== Task material ==

+ + +

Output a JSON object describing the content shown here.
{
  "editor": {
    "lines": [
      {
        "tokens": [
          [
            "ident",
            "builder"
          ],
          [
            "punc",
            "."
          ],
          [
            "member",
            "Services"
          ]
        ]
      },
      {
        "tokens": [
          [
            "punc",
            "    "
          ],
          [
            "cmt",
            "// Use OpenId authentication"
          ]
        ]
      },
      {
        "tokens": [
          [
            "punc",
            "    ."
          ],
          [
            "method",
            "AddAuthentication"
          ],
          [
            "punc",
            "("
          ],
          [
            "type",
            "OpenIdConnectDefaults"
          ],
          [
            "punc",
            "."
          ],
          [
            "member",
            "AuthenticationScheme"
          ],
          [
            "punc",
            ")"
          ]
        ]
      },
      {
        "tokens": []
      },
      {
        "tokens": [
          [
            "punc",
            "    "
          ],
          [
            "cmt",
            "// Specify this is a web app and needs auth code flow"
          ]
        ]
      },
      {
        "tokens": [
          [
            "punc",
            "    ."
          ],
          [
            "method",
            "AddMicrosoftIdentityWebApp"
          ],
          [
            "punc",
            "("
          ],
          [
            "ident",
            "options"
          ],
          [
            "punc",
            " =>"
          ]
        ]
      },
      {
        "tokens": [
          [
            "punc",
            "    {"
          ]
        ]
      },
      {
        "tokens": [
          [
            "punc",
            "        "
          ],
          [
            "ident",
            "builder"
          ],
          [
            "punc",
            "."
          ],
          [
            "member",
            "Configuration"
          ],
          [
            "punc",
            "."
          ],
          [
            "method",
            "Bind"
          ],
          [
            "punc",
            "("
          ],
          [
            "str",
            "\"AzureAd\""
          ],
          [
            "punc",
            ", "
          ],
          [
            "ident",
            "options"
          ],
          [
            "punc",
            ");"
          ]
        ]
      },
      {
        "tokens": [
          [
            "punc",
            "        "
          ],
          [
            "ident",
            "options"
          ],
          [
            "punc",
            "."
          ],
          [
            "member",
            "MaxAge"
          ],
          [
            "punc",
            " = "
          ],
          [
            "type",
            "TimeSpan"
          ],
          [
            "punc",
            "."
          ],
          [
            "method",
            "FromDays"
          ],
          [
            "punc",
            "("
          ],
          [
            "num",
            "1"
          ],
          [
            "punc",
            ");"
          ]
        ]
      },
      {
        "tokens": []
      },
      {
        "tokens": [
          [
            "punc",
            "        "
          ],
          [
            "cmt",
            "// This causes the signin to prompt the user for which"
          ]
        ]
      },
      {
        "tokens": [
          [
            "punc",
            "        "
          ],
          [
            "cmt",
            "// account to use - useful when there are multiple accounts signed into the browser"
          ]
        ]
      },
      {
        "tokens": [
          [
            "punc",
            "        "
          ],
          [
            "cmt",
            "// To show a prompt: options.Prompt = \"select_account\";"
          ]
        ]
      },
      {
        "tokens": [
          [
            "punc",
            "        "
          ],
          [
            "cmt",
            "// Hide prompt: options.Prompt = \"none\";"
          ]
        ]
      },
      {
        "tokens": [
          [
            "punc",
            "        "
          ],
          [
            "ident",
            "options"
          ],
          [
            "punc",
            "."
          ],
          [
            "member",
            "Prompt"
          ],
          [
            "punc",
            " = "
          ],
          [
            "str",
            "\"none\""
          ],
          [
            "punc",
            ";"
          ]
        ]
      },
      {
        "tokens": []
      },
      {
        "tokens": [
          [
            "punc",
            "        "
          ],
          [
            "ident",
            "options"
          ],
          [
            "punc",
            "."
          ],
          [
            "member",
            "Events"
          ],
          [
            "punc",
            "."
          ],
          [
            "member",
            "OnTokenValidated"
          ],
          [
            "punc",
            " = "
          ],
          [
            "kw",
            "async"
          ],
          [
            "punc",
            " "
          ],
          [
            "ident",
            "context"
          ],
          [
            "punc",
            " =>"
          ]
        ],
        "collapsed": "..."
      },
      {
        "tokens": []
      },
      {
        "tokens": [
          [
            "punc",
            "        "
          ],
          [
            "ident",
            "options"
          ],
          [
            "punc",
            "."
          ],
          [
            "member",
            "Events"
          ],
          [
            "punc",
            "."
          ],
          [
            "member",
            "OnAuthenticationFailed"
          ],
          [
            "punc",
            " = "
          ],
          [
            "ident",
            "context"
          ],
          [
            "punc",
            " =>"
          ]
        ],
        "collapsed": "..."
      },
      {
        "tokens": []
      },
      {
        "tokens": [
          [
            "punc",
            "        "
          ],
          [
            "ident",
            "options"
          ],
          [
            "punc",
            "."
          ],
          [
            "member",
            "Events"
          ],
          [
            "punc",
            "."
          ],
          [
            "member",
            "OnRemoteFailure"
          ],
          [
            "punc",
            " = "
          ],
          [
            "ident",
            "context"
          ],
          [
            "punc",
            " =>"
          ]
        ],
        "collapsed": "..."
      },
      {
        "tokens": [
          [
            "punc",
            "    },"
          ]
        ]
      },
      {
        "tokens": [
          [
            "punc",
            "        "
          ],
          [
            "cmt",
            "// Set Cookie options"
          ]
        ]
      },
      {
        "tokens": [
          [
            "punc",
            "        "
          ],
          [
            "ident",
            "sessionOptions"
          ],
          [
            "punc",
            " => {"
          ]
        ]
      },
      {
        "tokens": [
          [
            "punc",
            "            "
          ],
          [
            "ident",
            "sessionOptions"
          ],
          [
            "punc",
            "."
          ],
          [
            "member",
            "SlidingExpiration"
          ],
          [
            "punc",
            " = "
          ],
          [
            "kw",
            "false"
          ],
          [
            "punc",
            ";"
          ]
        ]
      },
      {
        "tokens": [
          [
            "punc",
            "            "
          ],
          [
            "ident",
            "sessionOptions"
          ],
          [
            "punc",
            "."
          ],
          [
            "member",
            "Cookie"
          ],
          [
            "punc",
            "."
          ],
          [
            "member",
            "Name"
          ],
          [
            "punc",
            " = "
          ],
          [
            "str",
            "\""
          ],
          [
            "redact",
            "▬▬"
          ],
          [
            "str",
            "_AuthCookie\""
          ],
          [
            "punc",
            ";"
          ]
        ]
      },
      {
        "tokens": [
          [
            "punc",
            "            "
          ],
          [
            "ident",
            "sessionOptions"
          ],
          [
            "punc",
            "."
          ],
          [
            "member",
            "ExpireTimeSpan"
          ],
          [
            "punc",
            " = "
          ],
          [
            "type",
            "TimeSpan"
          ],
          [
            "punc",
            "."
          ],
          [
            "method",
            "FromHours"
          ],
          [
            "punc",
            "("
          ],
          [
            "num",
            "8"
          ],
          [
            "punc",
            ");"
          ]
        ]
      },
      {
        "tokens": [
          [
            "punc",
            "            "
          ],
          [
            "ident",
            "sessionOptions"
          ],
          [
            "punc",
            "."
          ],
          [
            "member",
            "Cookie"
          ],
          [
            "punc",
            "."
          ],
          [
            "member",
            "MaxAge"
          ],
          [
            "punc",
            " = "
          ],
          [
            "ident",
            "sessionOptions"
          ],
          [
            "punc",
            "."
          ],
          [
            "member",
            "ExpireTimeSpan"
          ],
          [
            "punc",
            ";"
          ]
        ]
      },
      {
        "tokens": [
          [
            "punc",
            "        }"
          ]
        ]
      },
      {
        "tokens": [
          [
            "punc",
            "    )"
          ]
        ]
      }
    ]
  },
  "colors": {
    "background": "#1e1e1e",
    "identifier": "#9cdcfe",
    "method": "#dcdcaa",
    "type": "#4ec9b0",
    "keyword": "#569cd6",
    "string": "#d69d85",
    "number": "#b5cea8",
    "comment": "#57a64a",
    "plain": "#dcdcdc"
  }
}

+ + +

Pick out lines containing the word "none", each one as written.

            "// Hide prompt: options.Prompt = \"none\";"
            "\"none\""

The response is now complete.